# RPCNA - South Carolina Church Planting Efforts



## Croghanite (Oct 22, 2010)

Greetings!

The RPCNA is making efforts to plant a church in the Pageland, South Carolina area. That's about 45 minutes southeast of downtown Charlotte, North Carolina.

The first worship service in Pageland, SC is scheduled to be held on November 7, 2010 at 7pm. We will be meeting at the Guest Lodge - 910 W Mcgregor St. Pageland, SC 29728-2014.

We plan to meet every Lord's day evening at 7pm. Those days when there is no pulpit supply, we will have a series of prepared Bible studies, prayer, and Psalm singing.

Please spread the news and pray for the work in SC. Email [email protected] or PM me for more information.


Thanks!


----------



## Croghanite (Oct 25, 2010)

Does anyone on the PB live in the Pageland, SC area or know of someone who does?


----------



## MLCOPE2 (Oct 25, 2010)

I will be praying for your sprouting congregation!


----------



## JBaldwin (Oct 25, 2010)

We are over in the upstate area. Will be praying for your church plant.


----------



## nicnap (Oct 25, 2010)

EXERCISE DETAILS =
Reproduce word for word the stretch of the Pageland church-planting thread from "Does anyone on" through "your sprouting congregation!".

RECORD EXCERPTS =
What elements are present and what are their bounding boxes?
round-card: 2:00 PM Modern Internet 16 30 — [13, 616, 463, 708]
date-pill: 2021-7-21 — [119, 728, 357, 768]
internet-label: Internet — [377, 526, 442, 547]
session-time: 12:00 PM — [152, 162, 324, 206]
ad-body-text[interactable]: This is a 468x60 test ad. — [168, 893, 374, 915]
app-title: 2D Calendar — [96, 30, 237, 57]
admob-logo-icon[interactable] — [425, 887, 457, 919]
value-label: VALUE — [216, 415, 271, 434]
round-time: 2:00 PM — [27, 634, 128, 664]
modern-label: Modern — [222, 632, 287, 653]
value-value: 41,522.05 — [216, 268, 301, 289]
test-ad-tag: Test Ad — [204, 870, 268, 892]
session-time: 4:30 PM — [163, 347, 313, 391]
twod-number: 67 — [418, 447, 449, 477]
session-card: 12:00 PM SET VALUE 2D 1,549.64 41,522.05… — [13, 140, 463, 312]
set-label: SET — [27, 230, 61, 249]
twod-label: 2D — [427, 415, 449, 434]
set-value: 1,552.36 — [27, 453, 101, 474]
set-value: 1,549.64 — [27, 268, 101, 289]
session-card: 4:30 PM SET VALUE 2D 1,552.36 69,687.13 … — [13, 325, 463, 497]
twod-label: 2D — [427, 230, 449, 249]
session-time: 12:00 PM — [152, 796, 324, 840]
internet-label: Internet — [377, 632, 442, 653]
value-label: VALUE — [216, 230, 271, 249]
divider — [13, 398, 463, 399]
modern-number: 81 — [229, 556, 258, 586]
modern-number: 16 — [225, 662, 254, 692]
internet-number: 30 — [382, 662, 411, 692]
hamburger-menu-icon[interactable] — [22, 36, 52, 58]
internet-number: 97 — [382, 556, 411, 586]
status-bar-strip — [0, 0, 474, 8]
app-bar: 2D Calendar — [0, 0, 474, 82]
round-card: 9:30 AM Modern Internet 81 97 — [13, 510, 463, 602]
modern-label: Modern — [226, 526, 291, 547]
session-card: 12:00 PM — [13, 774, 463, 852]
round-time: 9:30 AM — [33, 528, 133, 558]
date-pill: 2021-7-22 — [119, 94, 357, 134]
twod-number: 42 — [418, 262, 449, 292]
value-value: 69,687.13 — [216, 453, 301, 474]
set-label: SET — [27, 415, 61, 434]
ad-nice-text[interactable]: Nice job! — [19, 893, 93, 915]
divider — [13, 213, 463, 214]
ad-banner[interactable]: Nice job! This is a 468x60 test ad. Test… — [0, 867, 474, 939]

RESULT BELOW =
Does anyone on the PB live in the Pageland, SC area or know of someone who does?


----------



## MLCOPE2 (Oct 25, 2010)

I will be praying for your sprouting congregation!